What the exercise asks. From the listing below, extract every line containing "иным".

----

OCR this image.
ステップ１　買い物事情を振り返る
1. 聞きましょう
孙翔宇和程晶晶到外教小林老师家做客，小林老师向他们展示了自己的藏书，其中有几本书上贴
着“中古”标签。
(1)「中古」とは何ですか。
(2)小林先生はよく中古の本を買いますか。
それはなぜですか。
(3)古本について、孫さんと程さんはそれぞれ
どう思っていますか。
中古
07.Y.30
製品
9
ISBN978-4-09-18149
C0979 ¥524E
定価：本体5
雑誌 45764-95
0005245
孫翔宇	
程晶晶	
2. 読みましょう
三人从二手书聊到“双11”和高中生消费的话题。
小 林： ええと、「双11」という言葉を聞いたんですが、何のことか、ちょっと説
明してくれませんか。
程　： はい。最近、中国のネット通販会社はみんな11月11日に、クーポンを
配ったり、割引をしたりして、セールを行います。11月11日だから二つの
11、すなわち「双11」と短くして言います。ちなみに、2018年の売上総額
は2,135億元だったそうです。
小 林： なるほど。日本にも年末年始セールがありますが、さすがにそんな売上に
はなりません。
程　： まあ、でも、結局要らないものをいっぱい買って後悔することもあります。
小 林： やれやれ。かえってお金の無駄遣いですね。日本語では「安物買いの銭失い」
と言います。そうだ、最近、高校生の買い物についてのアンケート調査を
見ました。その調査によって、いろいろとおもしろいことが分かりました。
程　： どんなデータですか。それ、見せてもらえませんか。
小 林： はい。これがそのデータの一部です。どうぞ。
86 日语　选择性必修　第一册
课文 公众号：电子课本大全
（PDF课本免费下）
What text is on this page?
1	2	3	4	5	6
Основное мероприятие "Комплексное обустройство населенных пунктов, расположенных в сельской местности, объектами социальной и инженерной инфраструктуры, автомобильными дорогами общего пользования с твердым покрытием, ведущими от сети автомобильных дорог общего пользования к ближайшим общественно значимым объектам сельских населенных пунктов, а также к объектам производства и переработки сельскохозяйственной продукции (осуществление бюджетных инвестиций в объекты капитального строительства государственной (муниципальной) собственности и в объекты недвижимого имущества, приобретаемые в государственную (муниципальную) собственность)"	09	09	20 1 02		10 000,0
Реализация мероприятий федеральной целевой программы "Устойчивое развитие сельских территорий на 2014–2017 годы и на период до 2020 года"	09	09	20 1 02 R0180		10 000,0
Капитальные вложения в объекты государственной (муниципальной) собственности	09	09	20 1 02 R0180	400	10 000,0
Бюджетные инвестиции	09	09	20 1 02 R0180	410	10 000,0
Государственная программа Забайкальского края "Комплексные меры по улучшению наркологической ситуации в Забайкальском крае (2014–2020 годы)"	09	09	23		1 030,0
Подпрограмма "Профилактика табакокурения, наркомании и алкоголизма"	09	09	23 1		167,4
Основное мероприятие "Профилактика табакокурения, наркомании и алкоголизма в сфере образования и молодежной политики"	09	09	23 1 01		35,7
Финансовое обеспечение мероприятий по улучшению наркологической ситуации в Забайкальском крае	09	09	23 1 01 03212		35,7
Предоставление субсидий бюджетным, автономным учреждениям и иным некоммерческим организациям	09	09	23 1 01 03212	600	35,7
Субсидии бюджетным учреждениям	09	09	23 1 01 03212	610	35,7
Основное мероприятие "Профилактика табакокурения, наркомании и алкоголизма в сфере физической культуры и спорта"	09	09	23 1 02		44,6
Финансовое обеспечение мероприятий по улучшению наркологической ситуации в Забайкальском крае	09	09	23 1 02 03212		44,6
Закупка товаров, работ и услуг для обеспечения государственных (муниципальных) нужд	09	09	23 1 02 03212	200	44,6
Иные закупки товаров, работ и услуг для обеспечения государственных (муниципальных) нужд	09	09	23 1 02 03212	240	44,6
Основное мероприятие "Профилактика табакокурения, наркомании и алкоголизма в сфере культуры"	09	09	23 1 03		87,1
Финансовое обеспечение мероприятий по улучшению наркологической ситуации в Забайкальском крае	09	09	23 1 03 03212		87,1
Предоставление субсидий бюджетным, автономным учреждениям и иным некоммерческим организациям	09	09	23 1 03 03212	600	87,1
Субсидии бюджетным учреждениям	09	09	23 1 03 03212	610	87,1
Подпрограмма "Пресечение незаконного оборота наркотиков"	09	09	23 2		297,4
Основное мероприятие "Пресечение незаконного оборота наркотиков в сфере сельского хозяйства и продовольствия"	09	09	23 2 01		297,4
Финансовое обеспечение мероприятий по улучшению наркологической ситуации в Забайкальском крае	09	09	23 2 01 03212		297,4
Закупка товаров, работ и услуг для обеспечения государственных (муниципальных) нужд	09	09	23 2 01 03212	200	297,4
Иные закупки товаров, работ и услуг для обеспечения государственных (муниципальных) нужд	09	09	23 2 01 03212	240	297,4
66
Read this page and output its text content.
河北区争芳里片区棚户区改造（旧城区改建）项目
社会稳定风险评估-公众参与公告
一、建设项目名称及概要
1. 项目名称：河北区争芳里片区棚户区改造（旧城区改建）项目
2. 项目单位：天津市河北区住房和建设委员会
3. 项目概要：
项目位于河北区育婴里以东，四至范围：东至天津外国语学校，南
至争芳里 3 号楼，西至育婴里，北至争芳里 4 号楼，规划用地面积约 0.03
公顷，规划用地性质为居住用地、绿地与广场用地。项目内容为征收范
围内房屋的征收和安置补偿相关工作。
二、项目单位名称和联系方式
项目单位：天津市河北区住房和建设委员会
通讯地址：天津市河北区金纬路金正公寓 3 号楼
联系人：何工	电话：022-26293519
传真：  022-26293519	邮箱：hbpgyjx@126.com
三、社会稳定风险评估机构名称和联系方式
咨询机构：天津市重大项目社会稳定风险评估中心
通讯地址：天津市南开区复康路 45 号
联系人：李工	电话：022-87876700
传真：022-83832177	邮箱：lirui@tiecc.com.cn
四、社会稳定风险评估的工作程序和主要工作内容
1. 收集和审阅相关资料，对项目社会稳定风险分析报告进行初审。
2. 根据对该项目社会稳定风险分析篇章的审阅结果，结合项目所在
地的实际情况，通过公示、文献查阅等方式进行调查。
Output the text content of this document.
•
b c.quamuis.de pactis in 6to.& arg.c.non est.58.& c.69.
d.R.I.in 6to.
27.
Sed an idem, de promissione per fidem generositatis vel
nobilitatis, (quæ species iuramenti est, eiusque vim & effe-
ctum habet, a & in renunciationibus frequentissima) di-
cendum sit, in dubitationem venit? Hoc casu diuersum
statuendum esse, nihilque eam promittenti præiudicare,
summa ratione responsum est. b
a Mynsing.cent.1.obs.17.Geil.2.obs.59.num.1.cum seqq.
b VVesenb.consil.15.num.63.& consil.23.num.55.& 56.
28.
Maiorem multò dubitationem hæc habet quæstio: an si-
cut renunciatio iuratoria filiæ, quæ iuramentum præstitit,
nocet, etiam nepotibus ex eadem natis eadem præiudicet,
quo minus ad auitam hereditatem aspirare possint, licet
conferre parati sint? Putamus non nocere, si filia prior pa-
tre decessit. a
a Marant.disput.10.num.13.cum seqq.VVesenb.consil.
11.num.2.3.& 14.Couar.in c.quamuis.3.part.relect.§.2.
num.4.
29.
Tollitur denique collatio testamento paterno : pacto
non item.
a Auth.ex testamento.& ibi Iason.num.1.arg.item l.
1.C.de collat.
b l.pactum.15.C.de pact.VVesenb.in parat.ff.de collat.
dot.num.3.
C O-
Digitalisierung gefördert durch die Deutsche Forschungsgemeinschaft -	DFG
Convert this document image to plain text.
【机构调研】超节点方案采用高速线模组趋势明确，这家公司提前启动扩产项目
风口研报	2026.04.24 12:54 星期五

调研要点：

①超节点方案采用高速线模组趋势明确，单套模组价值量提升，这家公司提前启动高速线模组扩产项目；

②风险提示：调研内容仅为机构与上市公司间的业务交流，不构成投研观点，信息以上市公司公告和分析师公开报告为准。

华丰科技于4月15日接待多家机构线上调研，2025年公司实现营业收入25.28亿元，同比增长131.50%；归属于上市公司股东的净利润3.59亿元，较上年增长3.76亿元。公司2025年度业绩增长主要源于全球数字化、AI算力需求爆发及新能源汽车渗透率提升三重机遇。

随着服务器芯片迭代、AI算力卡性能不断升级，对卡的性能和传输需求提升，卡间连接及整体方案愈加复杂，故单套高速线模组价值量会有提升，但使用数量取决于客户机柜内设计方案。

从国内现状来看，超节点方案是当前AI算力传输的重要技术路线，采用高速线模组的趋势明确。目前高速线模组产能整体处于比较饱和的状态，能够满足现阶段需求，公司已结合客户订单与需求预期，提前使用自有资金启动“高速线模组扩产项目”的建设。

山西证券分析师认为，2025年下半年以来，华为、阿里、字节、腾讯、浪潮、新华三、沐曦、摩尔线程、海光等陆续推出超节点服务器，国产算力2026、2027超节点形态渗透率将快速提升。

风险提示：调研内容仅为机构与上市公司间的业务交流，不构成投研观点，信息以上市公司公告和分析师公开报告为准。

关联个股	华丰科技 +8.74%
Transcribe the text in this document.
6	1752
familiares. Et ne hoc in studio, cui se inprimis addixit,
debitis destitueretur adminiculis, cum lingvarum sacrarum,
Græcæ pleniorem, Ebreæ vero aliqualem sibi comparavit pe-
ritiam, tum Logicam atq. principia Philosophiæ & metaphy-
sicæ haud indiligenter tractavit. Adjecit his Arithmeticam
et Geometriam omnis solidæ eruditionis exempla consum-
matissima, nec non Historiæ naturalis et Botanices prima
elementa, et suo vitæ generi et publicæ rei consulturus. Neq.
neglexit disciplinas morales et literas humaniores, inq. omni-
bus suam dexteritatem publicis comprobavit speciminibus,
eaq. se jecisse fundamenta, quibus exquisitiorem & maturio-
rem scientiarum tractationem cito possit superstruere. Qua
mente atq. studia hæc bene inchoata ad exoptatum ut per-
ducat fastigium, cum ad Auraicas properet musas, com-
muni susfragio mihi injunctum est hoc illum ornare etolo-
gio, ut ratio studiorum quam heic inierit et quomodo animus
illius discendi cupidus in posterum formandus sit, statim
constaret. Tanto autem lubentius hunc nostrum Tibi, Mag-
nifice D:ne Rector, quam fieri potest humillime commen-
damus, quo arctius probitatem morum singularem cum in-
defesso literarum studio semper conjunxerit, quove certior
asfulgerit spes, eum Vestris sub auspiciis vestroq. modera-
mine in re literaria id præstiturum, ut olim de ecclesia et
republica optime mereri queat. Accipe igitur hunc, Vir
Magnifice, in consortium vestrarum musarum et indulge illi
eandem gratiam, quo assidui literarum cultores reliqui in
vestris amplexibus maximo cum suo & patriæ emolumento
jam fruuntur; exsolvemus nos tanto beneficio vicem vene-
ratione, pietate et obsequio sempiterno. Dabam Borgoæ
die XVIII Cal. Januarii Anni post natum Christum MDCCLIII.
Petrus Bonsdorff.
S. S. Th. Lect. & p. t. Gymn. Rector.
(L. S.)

----

Response.
Предоставление субсидий бюджетным, автономным учреждениям и иным некоммерческим организациям	09	09	23 1 01 03212	600	35,7
Предоставление субсидий бюджетным, автономным учреждениям и иным некоммерческим организациям	09	09	23 1 03 03212	600	87,1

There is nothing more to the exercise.